Begin
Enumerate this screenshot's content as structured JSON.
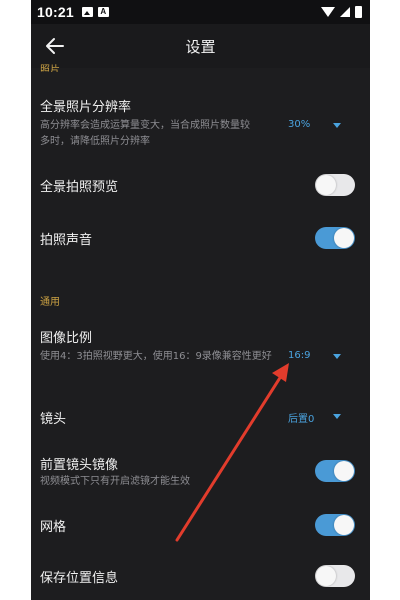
{
  "status_bar": {
    "time": "10:21",
    "notif_icons": [
      "image-icon",
      "a-icon"
    ],
    "right_icons": [
      "wifi-icon",
      "signal-icon",
      "battery-icon"
    ]
  },
  "header": {
    "title": "设置"
  },
  "sections": {
    "photo_partial_label": "照片",
    "general_label": "通用"
  },
  "settings": {
    "pano_resolution": {
      "title": "全景照片分辨率",
      "desc": "高分辨率会造成运算量变大，当合成照片数量较多时，请降低照片分辨率",
      "value": "30%"
    },
    "pano_preview": {
      "title": "全景拍照预览",
      "state": "off"
    },
    "shutter_sound": {
      "title": "拍照声音",
      "state": "on"
    },
    "aspect_ratio": {
      "title": "图像比例",
      "desc": "使用4：3拍照视野更大，使用16：9录像兼容性更好",
      "value": "16:9"
    },
    "lens": {
      "title": "镜头",
      "value": "后置0"
    },
    "front_mirror": {
      "title": "前置镜头镜像",
      "desc": "视频模式下只有开启滤镜才能生效",
      "state": "on"
    },
    "grid": {
      "title": "网格",
      "state": "on"
    },
    "save_location": {
      "title": "保存位置信息",
      "state": "off"
    }
  },
  "colors": {
    "accent": "#4a9ad6",
    "section": "#c9a043",
    "annotation": "#e23c2c"
  }
}
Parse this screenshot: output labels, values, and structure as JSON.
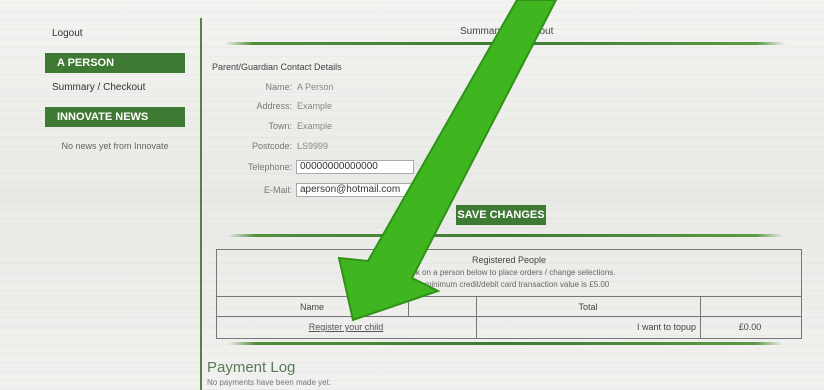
{
  "sidebar": {
    "logout": "Logout",
    "person_heading": "A PERSON",
    "summary_link": "Summary / Checkout",
    "news_heading": "INNOVATE NEWS",
    "news_text": "No news yet from Innovate"
  },
  "main": {
    "page_title": "Summary / Checkout",
    "contact_heading": "Parent/Guardian Contact Details",
    "fields": {
      "name_label": "Name:",
      "name_value": "A Person",
      "address_label": "Address:",
      "address_value": "Example",
      "town_label": "Town:",
      "town_value": "Example",
      "postcode_label": "Postcode:",
      "postcode_value": "LS9999",
      "telephone_label": "Telephone:",
      "telephone_value": "00000000000000",
      "email_label": "E-Mail:",
      "email_value": "aperson@hotmail.com"
    },
    "save_button": "SAVE CHANGES",
    "registered": {
      "title": "Registered People",
      "note1": "Click on a person below to place orders / change selections.",
      "note2": "The minimum credit/debit card transaction value is £5.00",
      "col_name": "Name",
      "col_total": "Total",
      "register_link": "Register your child",
      "topup_label": "I want to topup",
      "topup_amount": "£0.00"
    },
    "payment_log": {
      "title": "Payment Log",
      "text": "No payments have been made yet."
    }
  },
  "colors": {
    "brand_green": "#3f7a34",
    "arrow_green": "#3fb51f"
  }
}
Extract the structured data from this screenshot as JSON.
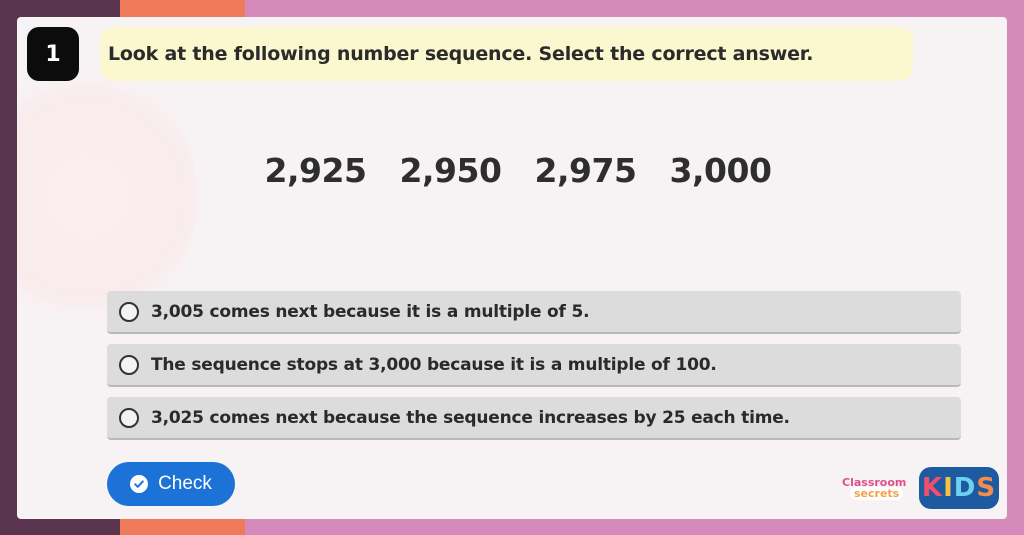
{
  "question": {
    "number": "1",
    "text": "Look at the following number sequence. Select the correct answer."
  },
  "sequence": [
    "2,925",
    "2,950",
    "2,975",
    "3,000"
  ],
  "options": [
    {
      "label": "3,005 comes next because it is a multiple of 5."
    },
    {
      "label": "The sequence stops at 3,000 because it is a multiple of 100."
    },
    {
      "label": "3,025 comes next because the sequence increases by 25 each time."
    }
  ],
  "check_button": {
    "label": "Check",
    "icon": "check-circle-icon"
  },
  "branding": {
    "classroom_secrets_line1": "Classroom",
    "classroom_secrets_line2": "secrets",
    "kids_logo": [
      "K",
      "I",
      "D",
      "S"
    ]
  },
  "colors": {
    "accent_blue": "#1d72d8",
    "question_bubble": "#fbf7cf",
    "option_bg": "#dcdcdc",
    "background_pink": "#d48bbb",
    "background_orange": "#ee7a5a",
    "background_dark": "#5b344f"
  }
}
End
Leave the pictures out and print the records above exactly as they stand.

**CORRECT OUTPUT**:
Enumerate this screenshot's content as structured JSON.
{
  "status_bar": {
    "time": "10:21",
    "notif_icons": [
      "image-icon",
      "a-icon"
    ],
    "right_icons": [
      "wifi-icon",
      "signal-icon",
      "battery-icon"
    ]
  },
  "header": {
    "title": "设置"
  },
  "sections": {
    "photo_partial_label": "照片",
    "general_label": "通用"
  },
  "settings": {
    "pano_resolution": {
      "title": "全景照片分辨率",
      "desc": "高分辨率会造成运算量变大，当合成照片数量较多时，请降低照片分辨率",
      "value": "30%"
    },
    "pano_preview": {
      "title": "全景拍照预览",
      "state": "off"
    },
    "shutter_sound": {
      "title": "拍照声音",
      "state": "on"
    },
    "aspect_ratio": {
      "title": "图像比例",
      "desc": "使用4：3拍照视野更大，使用16：9录像兼容性更好",
      "value": "16:9"
    },
    "lens": {
      "title": "镜头",
      "value": "后置0"
    },
    "front_mirror": {
      "title": "前置镜头镜像",
      "desc": "视频模式下只有开启滤镜才能生效",
      "state": "on"
    },
    "grid": {
      "title": "网格",
      "state": "on"
    },
    "save_location": {
      "title": "保存位置信息",
      "state": "off"
    }
  },
  "colors": {
    "accent": "#4a9ad6",
    "section": "#c9a043",
    "annotation": "#e23c2c"
  }
}
Parse this screenshot: output labels, values, and structure as JSON.
{
  "sidebar": {
    "logout": "Logout",
    "person_heading": "A PERSON",
    "summary_link": "Summary / Checkout",
    "news_heading": "INNOVATE NEWS",
    "news_text": "No news yet from Innovate"
  },
  "main": {
    "page_title": "Summary / Checkout",
    "contact_heading": "Parent/Guardian Contact Details",
    "fields": {
      "name_label": "Name:",
      "name_value": "A Person",
      "address_label": "Address:",
      "address_value": "Example",
      "town_label": "Town:",
      "town_value": "Example",
      "postcode_label": "Postcode:",
      "postcode_value": "LS9999",
      "telephone_label": "Telephone:",
      "telephone_value": "00000000000000",
      "email_label": "E-Mail:",
      "email_value": "aperson@hotmail.com"
    },
    "save_button": "SAVE CHANGES",
    "registered": {
      "title": "Registered People",
      "note1": "Click on a person below to place orders / change selections.",
      "note2": "The minimum credit/debit card transaction value is £5.00",
      "col_name": "Name",
      "col_total": "Total",
      "register_link": "Register your child",
      "topup_label": "I want to topup",
      "topup_amount": "£0.00"
    },
    "payment_log": {
      "title": "Payment Log",
      "text": "No payments have been made yet."
    }
  },
  "colors": {
    "brand_green": "#3f7a34",
    "arrow_green": "#3fb51f"
  }
}
Extract the structured data from this screenshot as JSON.
{
  "question": {
    "number": "1",
    "text": "Look at the following number sequence. Select the correct answer."
  },
  "sequence": [
    "2,925",
    "2,950",
    "2,975",
    "3,000"
  ],
  "options": [
    {
      "label": "3,005 comes next because it is a multiple of 5."
    },
    {
      "label": "The sequence stops at 3,000 because it is a multiple of 100."
    },
    {
      "label": "3,025 comes next because the sequence increases by 25 each time."
    }
  ],
  "check_button": {
    "label": "Check",
    "icon": "check-circle-icon"
  },
  "branding": {
    "classroom_secrets_line1": "Classroom",
    "classroom_secrets_line2": "secrets",
    "kids_logo": [
      "K",
      "I",
      "D",
      "S"
    ]
  },
  "colors": {
    "accent_blue": "#1d72d8",
    "question_bubble": "#fbf7cf",
    "option_bg": "#dcdcdc",
    "background_pink": "#d48bbb",
    "background_orange": "#ee7a5a",
    "background_dark": "#5b344f"
  }
}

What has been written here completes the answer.